▶ [AIM]: Below is a block of records; repeat each one exactly.

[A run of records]
** START **

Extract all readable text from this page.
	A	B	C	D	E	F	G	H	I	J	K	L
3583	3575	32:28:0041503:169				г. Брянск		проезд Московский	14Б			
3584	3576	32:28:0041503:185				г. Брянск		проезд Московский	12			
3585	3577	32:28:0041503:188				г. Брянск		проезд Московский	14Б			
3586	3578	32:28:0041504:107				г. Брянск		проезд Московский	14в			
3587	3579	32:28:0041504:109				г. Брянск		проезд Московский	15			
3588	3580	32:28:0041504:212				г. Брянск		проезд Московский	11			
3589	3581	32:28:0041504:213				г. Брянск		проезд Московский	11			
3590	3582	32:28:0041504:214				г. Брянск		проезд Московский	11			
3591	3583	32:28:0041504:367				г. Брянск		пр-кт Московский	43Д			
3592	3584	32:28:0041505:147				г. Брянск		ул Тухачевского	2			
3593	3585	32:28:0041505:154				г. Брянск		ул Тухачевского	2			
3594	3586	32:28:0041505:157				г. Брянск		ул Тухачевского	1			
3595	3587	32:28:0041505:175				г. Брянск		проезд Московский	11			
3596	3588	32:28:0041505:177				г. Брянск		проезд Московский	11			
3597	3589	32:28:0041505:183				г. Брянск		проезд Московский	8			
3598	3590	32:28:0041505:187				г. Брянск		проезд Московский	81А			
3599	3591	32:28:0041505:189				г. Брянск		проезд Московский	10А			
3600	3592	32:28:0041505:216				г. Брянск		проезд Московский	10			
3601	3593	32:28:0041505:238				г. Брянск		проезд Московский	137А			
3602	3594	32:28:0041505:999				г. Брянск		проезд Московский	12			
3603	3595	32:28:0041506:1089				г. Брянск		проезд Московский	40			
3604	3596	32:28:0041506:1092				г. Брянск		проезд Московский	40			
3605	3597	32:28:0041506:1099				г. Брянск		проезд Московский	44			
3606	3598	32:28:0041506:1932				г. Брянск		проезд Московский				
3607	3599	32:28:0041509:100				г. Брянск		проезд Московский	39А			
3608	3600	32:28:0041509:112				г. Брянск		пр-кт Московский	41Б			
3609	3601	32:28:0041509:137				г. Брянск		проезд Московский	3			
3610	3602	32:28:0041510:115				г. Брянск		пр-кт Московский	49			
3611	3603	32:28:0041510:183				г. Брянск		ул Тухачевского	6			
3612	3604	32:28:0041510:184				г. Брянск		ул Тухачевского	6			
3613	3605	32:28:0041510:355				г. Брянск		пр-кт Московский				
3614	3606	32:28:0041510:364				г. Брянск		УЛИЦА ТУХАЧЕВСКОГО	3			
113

** END **

▶ [SOLVED PROBLEM]:
Extract all readable text from this page.
	A	B	C	D	E	F	G	H	I	J	K	L
3583	3575	32:28:0041503:169				г. Брянск		проезд Московский	14Б			
3584	3576	32:28:0041503:185				г. Брянск		проезд Московский	12			
3585	3577	32:28:0041503:188				г. Брянск		проезд Московский	14Б			
3586	3578	32:28:0041504:107				г. Брянск		проезд Московский	14в			
3587	3579	32:28:0041504:109				г. Брянск		проезд Московский	15			
3588	3580	32:28:0041504:212				г. Брянск		проезд Московский	11			
3589	3581	32:28:0041504:213				г. Брянск		проезд Московский	11			
3590	3582	32:28:0041504:214				г. Брянск		проезд Московский	11			
3591	3583	32:28:0041504:367				г. Брянск		пр-кт Московский	43Д			
3592	3584	32:28:0041505:147				г. Брянск		ул Тухачевского	2			
3593	3585	32:28:0041505:154				г. Брянск		ул Тухачевского	2			
3594	3586	32:28:0041505:157				г. Брянск		ул Тухачевского	1			
3595	3587	32:28:0041505:175				г. Брянск		проезд Московский	11			
3596	3588	32:28:0041505:177				г. Брянск		проезд Московский	11			
3597	3589	32:28:0041505:183				г. Брянск		проезд Московский	8			
3598	3590	32:28:0041505:187				г. Брянск		проезд Московский	81А			
3599	3591	32:28:0041505:189				г. Брянск		проезд Московский	10А			
3600	3592	32:28:0041505:216				г. Брянск		проезд Московский	10			
3601	3593	32:28:0041505:238				г. Брянск		проезд Московский	137А			
3602	3594	32:28:0041505:999				г. Брянск		проезд Московский	12			
3603	3595	32:28:0041506:1089				г. Брянск		проезд Московский	40			
3604	3596	32:28:0041506:1092				г. Брянск		проезд Московский	40			
3605	3597	32:28:0041506:1099				г. Брянск		проезд Московский	44			
3606	3598	32:28:0041506:1932				г. Брянск		проезд Московский				
3607	3599	32:28:0041509:100				г. Брянск		проезд Московский	39А			
3608	3600	32:28:0041509:112				г. Брянск		пр-кт Московский	41Б			
3609	3601	32:28:0041509:137				г. Брянск		проезд Московский	3			
3610	3602	32:28:0041510:115				г. Брянск		пр-кт Московский	49			
3611	3603	32:28:0041510:183				г. Брянск		ул Тухачевского	6			
3612	3604	32:28:0041510:184				г. Брянск		ул Тухачевского	6			
3613	3605	32:28:0041510:355				г. Брянск		пр-кт Московский				
3614	3606	32:28:0041510:364				г. Брянск		УЛИЦА ТУХАЧЕВСКОГО	3			
113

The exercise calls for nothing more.